Figure dataset records:
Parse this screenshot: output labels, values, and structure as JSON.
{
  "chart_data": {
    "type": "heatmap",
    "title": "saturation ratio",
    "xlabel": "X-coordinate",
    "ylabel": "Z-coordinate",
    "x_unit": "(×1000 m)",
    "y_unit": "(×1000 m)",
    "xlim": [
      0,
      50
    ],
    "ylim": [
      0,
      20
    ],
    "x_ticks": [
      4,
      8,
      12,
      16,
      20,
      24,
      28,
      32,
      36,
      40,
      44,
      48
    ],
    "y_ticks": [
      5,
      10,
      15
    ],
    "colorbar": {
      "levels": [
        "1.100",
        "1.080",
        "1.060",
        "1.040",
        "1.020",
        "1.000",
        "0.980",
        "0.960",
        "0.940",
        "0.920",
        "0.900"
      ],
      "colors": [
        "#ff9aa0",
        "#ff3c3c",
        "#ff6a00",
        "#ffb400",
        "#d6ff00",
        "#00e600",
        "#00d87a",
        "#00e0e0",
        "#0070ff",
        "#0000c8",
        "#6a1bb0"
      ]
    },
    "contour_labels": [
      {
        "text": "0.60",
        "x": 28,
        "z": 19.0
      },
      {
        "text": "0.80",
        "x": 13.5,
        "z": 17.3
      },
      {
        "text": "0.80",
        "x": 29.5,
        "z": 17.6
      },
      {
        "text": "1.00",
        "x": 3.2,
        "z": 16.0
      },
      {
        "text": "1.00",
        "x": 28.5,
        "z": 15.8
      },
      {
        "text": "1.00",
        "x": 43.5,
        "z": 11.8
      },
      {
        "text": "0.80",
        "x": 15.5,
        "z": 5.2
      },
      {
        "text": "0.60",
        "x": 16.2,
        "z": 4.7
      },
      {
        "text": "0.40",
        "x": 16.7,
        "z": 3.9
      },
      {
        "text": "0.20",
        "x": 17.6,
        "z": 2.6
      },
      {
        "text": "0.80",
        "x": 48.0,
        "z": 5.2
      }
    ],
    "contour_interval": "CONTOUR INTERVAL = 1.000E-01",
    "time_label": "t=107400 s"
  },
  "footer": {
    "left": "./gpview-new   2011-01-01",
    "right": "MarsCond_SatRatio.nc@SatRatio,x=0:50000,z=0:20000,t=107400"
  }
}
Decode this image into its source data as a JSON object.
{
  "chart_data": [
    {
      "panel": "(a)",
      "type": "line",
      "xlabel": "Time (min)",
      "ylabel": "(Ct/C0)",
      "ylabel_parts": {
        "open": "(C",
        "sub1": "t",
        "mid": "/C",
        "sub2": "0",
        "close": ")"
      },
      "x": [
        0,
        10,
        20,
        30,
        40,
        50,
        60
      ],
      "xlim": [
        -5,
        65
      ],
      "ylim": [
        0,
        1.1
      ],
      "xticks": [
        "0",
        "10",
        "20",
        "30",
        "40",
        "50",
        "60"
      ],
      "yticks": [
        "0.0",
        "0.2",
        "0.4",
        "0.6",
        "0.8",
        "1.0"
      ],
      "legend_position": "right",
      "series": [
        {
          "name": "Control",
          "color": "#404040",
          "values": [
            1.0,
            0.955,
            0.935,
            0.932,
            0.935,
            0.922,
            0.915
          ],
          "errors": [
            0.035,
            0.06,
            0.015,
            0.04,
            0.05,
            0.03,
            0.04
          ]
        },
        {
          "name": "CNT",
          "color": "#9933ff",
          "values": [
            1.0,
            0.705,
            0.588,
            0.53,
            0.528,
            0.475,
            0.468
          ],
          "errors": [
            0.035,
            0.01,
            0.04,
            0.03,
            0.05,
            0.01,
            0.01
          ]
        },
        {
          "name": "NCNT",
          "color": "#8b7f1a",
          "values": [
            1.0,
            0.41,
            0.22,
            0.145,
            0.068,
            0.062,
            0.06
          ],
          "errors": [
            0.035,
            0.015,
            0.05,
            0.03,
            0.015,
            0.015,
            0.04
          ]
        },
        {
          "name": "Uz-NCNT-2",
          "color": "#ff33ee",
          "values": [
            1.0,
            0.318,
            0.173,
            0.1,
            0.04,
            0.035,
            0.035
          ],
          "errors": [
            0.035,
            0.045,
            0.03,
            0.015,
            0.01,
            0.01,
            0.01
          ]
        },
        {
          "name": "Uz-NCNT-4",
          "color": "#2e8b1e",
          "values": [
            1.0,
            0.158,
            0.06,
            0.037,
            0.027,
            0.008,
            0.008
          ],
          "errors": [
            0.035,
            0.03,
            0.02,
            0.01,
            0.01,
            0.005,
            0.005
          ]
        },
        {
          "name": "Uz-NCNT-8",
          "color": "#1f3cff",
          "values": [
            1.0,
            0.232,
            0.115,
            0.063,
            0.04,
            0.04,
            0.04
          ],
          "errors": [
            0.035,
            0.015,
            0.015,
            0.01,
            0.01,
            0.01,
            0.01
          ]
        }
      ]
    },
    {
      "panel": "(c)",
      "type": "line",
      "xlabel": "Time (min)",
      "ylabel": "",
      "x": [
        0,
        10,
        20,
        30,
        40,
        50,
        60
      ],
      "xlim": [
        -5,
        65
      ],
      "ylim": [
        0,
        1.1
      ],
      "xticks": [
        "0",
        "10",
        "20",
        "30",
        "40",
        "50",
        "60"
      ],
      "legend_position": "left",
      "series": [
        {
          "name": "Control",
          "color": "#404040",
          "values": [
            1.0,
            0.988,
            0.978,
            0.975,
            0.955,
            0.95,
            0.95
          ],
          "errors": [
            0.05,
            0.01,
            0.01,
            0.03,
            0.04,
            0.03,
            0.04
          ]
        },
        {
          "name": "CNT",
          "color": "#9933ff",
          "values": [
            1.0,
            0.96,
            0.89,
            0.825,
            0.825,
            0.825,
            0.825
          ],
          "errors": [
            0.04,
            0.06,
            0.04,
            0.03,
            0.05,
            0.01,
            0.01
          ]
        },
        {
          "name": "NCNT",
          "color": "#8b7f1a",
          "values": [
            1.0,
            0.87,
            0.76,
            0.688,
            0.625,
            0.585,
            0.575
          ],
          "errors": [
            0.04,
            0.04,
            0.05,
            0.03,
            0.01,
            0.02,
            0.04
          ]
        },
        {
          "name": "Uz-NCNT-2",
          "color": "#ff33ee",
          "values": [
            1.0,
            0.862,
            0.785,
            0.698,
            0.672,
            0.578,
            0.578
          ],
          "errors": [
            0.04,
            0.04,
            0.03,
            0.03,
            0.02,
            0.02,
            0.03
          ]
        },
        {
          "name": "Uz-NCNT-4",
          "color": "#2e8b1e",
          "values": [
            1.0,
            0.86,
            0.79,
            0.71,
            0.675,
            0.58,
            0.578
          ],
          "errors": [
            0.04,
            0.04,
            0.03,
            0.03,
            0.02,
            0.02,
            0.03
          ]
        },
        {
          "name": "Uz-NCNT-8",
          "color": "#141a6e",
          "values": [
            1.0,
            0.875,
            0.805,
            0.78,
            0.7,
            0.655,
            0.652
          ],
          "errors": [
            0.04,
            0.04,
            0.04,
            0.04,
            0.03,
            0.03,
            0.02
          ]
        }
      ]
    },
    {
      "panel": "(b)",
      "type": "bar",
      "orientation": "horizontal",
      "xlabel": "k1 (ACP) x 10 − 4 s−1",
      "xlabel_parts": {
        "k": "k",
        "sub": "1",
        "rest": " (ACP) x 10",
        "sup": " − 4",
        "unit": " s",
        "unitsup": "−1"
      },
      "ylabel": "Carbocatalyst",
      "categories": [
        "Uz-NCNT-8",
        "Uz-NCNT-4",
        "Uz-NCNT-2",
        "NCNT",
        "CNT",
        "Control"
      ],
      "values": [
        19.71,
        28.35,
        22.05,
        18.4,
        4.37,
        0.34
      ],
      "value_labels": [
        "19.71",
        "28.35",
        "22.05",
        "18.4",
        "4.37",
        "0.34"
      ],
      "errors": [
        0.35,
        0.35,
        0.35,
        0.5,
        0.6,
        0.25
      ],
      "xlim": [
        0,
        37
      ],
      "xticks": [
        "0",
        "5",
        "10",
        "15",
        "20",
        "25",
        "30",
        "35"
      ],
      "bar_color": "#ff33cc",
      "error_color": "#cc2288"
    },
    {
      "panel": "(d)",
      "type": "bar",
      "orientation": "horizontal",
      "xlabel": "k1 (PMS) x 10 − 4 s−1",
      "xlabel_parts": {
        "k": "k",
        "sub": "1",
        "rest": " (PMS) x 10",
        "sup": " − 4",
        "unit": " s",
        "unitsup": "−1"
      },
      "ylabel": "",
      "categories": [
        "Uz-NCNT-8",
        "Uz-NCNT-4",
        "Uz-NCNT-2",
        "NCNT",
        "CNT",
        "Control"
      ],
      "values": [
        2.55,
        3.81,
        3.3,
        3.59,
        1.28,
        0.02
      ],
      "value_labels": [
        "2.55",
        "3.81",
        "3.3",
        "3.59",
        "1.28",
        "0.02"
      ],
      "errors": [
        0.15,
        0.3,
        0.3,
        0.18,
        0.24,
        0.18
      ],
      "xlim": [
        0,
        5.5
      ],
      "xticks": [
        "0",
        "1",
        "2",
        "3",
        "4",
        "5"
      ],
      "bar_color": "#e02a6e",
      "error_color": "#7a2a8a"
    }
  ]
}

- Exercise goal -
Say how many lines of the data hold the string "coordinate". Reply with the number alone.

- Solution to the exercise -
2